### STATED EXERCISE
Repeat the entire listing exactly.

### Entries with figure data

*-*-*

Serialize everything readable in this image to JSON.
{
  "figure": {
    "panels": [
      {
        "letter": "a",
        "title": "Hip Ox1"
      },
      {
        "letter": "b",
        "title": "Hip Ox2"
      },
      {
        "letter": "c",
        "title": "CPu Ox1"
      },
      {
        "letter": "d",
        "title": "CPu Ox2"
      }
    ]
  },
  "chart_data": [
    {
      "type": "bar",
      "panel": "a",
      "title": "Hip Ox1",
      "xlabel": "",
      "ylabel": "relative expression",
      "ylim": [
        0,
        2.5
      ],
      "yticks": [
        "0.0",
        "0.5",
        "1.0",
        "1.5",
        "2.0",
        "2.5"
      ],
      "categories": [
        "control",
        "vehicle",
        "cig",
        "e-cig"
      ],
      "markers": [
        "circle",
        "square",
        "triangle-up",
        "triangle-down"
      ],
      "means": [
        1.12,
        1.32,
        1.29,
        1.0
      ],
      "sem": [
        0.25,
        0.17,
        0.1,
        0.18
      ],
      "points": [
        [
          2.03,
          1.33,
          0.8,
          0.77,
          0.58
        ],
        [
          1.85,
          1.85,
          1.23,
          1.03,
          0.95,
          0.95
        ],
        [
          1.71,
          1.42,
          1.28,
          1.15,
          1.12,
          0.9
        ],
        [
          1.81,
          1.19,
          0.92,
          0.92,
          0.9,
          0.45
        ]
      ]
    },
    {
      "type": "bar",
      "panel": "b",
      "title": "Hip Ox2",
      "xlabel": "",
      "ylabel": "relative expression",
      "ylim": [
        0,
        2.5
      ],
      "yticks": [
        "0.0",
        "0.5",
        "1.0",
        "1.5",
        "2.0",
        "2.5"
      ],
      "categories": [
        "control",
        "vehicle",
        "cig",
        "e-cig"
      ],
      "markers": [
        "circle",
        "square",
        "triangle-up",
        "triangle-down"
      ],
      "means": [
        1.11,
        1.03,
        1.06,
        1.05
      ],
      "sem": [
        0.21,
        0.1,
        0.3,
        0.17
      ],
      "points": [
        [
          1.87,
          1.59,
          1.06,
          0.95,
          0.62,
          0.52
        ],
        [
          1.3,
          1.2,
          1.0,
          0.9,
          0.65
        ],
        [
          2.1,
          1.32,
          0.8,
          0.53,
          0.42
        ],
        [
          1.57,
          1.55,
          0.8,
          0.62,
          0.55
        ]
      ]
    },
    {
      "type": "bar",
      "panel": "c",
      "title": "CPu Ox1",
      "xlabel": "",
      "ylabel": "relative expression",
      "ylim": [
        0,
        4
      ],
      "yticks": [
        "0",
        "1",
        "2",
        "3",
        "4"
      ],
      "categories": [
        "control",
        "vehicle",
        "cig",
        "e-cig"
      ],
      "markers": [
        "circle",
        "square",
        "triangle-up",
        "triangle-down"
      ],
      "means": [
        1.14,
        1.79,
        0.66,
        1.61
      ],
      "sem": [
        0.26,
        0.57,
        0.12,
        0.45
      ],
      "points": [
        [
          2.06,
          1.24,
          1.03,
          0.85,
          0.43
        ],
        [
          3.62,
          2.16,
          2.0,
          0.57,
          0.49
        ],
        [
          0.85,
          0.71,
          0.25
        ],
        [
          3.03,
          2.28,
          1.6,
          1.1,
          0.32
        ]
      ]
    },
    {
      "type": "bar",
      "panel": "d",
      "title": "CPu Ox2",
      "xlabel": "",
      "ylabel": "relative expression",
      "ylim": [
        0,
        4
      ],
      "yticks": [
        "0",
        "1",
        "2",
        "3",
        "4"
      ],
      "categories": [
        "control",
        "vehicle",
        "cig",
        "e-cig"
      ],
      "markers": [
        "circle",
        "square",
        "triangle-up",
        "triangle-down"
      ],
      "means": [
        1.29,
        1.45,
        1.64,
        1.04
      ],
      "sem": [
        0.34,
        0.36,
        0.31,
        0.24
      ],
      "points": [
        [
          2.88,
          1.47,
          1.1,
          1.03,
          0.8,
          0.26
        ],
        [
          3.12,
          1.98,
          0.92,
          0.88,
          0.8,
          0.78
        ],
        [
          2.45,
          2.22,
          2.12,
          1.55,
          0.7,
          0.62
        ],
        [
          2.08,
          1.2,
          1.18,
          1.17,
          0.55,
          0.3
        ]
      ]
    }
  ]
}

*-*-*

### REPLY
Serialize everything readable in this image to JSON.
{
  "figure": {
    "panels": [
      {
        "letter": "a",
        "title": "Hip Ox1"
      },
      {
        "letter": "b",
        "title": "Hip Ox2"
      },
      {
        "letter": "c",
        "title": "CPu Ox1"
      },
      {
        "letter": "d",
        "title": "CPu Ox2"
      }
    ]
  },
  "chart_data": [
    {
      "type": "bar",
      "panel": "a",
      "title": "Hip Ox1",
      "xlabel": "",
      "ylabel": "relative expression",
      "ylim": [
        0,
        2.5
      ],
      "yticks": [
        "0.0",
        "0.5",
        "1.0",
        "1.5",
        "2.0",
        "2.5"
      ],
      "categories": [
        "control",
        "vehicle",
        "cig",
        "e-cig"
      ],
      "markers": [
        "circle",
        "square",
        "triangle-up",
        "triangle-down"
      ],
      "means": [
        1.12,
        1.32,
        1.29,
        1.0
      ],
      "sem": [
        0.25,
        0.17,
        0.1,
        0.18
      ],
      "points": [
        [
          2.03,
          1.33,
          0.8,
          0.77,
          0.58
        ],
        [
          1.85,
          1.85,
          1.23,
          1.03,
          0.95,
          0.95
        ],
        [
          1.71,
          1.42,
          1.28,
          1.15,
          1.12,
          0.9
        ],
        [
          1.81,
          1.19,
          0.92,
          0.92,
          0.9,
          0.45
        ]
      ]
    },
    {
      "type": "bar",
      "panel": "b",
      "title": "Hip Ox2",
      "xlabel": "",
      "ylabel": "relative expression",
      "ylim": [
        0,
        2.5
      ],
      "yticks": [
        "0.0",
        "0.5",
        "1.0",
        "1.5",
        "2.0",
        "2.5"
      ],
      "categories": [
        "control",
        "vehicle",
        "cig",
        "e-cig"
      ],
      "markers": [
        "circle",
        "square",
        "triangle-up",
        "triangle-down"
      ],
      "means": [
        1.11,
        1.03,
        1.06,
        1.05
      ],
      "sem": [
        0.21,
        0.1,
        0.3,
        0.17
      ],
      "points": [
        [
          1.87,
          1.59,
          1.06,
          0.95,
          0.62,
          0.52
        ],
        [
          1.3,
          1.2,
          1.0,
          0.9,
          0.65
        ],
        [
          2.1,
          1.32,
          0.8,
          0.53,
          0.42
        ],
        [
          1.57,
          1.55,
          0.8,
          0.62,
          0.55
        ]
      ]
    },
    {
      "type": "bar",
      "panel": "c",
      "title": "CPu Ox1",
      "xlabel": "",
      "ylabel": "relative expression",
      "ylim": [
        0,
        4
      ],
      "yticks": [
        "0",
        "1",
        "2",
        "3",
        "4"
      ],
      "categories": [
        "control",
        "vehicle",
        "cig",
        "e-cig"
      ],
      "markers": [
        "circle",
        "square",
        "triangle-up",
        "triangle-down"
      ],
      "means": [
        1.14,
        1.79,
        0.66,
        1.61
      ],
      "sem": [
        0.26,
        0.57,
        0.12,
        0.45
      ],
      "points": [
        [
          2.06,
          1.24,
          1.03,
          0.85,
          0.43
        ],
        [
          3.62,
          2.16,
          2.0,
          0.57,
          0.49
        ],
        [
          0.85,
          0.71,
          0.25
        ],
        [
          3.03,
          2.28,
          1.6,
          1.1,
          0.32
        ]
      ]
    },
    {
      "type": "bar",
      "panel": "d",
      "title": "CPu Ox2",
      "xlabel": "",
      "ylabel": "relative expression",
      "ylim": [
        0,
        4
      ],
      "yticks": [
        "0",
        "1",
        "2",
        "3",
        "4"
      ],
      "categories": [
        "control",
        "vehicle",
        "cig",
        "e-cig"
      ],
      "markers": [
        "circle",
        "square",
        "triangle-up",
        "triangle-down"
      ],
      "means": [
        1.29,
        1.45,
        1.64,
        1.04
      ],
      "sem": [
        0.34,
        0.36,
        0.31,
        0.24
      ],
      "points": [
        [
          2.88,
          1.47,
          1.1,
          1.03,
          0.8,
          0.26
        ],
        [
          3.12,
          1.98,
          0.92,
          0.88,
          0.8,
          0.78
        ],
        [
          2.45,
          2.22,
          2.12,
          1.55,
          0.7,
          0.62
        ],
        [
          2.08,
          1.2,
          1.18,
          1.17,
          0.55,
          0.3
        ]
      ]
    }
  ]
}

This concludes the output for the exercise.